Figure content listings
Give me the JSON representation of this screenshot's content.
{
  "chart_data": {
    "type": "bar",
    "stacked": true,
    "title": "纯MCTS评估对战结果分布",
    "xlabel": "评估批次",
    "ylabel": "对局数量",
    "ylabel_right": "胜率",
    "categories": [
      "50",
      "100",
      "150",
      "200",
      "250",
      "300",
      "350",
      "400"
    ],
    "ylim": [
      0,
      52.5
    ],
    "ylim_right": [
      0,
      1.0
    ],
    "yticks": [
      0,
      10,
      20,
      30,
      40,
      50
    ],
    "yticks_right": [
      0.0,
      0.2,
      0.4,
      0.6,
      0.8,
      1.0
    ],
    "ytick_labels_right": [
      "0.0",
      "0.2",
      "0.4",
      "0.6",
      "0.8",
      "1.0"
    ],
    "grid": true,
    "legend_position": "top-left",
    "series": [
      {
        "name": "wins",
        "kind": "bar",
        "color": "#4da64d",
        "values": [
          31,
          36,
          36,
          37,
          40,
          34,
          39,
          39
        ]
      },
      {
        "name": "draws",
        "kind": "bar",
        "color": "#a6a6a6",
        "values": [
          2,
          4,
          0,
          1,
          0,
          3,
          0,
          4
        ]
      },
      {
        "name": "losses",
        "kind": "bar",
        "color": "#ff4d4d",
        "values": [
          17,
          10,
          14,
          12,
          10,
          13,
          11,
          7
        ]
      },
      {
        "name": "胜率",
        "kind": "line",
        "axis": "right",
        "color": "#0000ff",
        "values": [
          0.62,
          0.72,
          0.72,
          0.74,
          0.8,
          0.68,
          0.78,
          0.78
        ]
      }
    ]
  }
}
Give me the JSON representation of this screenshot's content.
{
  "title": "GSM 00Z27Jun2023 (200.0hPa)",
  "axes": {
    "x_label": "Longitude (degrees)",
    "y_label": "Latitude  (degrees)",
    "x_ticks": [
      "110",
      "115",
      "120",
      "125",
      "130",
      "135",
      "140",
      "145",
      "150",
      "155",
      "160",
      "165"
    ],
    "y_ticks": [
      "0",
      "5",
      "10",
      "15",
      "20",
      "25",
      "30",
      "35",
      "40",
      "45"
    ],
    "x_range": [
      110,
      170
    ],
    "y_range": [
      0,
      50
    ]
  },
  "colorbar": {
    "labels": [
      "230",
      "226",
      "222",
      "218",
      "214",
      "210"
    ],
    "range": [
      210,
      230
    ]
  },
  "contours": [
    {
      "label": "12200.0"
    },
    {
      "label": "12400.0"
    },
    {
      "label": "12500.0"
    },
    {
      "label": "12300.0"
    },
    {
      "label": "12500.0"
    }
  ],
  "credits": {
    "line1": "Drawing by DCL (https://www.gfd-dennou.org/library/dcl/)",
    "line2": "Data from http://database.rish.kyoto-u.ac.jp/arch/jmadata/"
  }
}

# What you will do
Write down every line of the data exactly as it appears above.

# Reply
Give me the JSON representation of this screenshot's content.
{
  "chart_data": {
    "type": "bar",
    "stacked": true,
    "title": "纯MCTS评估对战结果分布",
    "xlabel": "评估批次",
    "ylabel": "对局数量",
    "ylabel_right": "胜率",
    "categories": [
      "50",
      "100",
      "150",
      "200",
      "250",
      "300",
      "350",
      "400"
    ],
    "ylim": [
      0,
      52.5
    ],
    "ylim_right": [
      0,
      1.0
    ],
    "yticks": [
      0,
      10,
      20,
      30,
      40,
      50
    ],
    "yticks_right": [
      0.0,
      0.2,
      0.4,
      0.6,
      0.8,
      1.0
    ],
    "ytick_labels_right": [
      "0.0",
      "0.2",
      "0.4",
      "0.6",
      "0.8",
      "1.0"
    ],
    "grid": true,
    "legend_position": "top-left",
    "series": [
      {
        "name": "wins",
        "kind": "bar",
        "color": "#4da64d",
        "values": [
          31,
          36,
          36,
          37,
          40,
          34,
          39,
          39
        ]
      },
      {
        "name": "draws",
        "kind": "bar",
        "color": "#a6a6a6",
        "values": [
          2,
          4,
          0,
          1,
          0,
          3,
          0,
          4
        ]
      },
      {
        "name": "losses",
        "kind": "bar",
        "color": "#ff4d4d",
        "values": [
          17,
          10,
          14,
          12,
          10,
          13,
          11,
          7
        ]
      },
      {
        "name": "胜率",
        "kind": "line",
        "axis": "right",
        "color": "#0000ff",
        "values": [
          0.62,
          0.72,
          0.72,
          0.74,
          0.8,
          0.68,
          0.78,
          0.78
        ]
      }
    ]
  }
}
Give me the JSON representation of this screenshot's content.
{
  "title": "GSM 00Z27Jun2023 (200.0hPa)",
  "axes": {
    "x_label": "Longitude (degrees)",
    "y_label": "Latitude  (degrees)",
    "x_ticks": [
      "110",
      "115",
      "120",
      "125",
      "130",
      "135",
      "140",
      "145",
      "150",
      "155",
      "160",
      "165"
    ],
    "y_ticks": [
      "0",
      "5",
      "10",
      "15",
      "20",
      "25",
      "30",
      "35",
      "40",
      "45"
    ],
    "x_range": [
      110,
      170
    ],
    "y_range": [
      0,
      50
    ]
  },
  "colorbar": {
    "labels": [
      "230",
      "226",
      "222",
      "218",
      "214",
      "210"
    ],
    "range": [
      210,
      230
    ]
  },
  "contours": [
    {
      "label": "12200.0"
    },
    {
      "label": "12400.0"
    },
    {
      "label": "12500.0"
    },
    {
      "label": "12300.0"
    },
    {
      "label": "12500.0"
    }
  ],
  "credits": {
    "line1": "Drawing by DCL (https://www.gfd-dennou.org/library/dcl/)",
    "line2": "Data from http://database.rish.kyoto-u.ac.jp/arch/jmadata/"
  }
}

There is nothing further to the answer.